▶ _Material provided_:
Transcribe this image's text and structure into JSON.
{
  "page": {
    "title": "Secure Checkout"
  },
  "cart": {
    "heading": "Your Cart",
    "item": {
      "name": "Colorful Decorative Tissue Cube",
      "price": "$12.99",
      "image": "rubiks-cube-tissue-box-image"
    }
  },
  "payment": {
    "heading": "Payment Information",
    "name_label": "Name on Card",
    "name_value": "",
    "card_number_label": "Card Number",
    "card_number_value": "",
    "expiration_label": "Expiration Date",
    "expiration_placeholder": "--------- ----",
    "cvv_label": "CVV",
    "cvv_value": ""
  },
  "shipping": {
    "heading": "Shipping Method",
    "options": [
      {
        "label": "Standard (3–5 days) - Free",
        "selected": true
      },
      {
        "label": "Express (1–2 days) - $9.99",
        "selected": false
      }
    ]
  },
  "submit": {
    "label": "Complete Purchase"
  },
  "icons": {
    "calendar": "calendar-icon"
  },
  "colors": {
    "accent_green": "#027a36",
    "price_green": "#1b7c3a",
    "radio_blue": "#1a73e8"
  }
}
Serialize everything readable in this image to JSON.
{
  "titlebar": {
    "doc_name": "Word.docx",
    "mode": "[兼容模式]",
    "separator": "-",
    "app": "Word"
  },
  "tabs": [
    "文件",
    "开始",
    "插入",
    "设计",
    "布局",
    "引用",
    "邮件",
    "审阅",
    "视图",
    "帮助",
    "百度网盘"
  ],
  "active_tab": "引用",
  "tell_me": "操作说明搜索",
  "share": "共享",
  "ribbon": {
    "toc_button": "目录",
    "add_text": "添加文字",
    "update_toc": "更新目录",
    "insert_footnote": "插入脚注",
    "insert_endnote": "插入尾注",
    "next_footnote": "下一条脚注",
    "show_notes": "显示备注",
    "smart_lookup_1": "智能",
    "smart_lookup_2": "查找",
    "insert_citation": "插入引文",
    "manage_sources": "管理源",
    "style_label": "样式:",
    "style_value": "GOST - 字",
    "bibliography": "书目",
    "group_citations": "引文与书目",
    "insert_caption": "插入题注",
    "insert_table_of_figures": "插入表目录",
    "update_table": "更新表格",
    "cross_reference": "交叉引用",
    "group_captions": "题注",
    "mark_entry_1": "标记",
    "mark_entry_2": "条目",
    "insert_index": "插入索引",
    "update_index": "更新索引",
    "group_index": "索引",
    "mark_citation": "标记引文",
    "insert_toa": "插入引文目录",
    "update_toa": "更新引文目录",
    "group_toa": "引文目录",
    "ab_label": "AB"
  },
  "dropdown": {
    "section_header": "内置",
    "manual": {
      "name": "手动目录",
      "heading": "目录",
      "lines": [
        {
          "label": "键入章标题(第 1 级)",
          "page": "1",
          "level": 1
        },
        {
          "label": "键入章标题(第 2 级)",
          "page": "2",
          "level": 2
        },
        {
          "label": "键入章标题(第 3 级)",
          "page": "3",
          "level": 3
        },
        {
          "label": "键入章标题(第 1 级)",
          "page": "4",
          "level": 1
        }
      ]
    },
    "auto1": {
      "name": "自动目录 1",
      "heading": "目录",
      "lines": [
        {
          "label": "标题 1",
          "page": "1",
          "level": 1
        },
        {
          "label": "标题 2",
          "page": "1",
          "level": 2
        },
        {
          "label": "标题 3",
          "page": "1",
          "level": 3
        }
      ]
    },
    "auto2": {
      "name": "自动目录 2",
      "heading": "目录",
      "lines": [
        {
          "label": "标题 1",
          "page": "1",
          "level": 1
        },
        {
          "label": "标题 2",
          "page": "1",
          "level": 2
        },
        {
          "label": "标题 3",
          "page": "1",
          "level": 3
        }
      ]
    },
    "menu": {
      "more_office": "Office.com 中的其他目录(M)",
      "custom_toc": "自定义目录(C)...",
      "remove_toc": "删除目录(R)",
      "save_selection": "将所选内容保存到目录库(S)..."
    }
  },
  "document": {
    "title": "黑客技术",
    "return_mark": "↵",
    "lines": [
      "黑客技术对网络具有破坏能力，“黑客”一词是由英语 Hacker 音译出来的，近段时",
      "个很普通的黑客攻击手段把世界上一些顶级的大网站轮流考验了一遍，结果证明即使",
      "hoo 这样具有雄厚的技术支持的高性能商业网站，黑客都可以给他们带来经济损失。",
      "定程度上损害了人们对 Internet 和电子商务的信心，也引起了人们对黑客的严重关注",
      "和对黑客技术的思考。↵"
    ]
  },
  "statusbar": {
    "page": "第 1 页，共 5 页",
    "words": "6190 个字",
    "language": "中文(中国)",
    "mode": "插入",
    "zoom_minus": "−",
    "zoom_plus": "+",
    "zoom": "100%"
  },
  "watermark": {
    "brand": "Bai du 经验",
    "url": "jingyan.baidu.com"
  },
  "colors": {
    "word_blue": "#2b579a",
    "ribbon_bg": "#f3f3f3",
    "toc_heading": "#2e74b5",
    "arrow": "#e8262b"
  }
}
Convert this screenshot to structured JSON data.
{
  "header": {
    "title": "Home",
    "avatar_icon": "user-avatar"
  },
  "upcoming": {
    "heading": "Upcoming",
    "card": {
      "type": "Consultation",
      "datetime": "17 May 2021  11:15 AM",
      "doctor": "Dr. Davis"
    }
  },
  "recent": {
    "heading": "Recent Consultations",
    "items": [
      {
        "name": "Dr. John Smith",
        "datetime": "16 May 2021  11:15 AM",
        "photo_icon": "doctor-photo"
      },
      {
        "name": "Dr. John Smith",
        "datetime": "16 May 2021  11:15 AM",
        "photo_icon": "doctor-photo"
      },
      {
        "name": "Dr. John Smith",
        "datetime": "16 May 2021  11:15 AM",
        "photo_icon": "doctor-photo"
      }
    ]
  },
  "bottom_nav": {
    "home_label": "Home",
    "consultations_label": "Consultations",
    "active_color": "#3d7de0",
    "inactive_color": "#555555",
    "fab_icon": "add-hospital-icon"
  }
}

▶ _Objective_:
Return every line holding the word "this" from the records.

▶ _Written solution_:
Transcribe this image's text and structure into JSON.
Serialize everything readable in this image to JSON.
Convert this screenshot to structured JSON data.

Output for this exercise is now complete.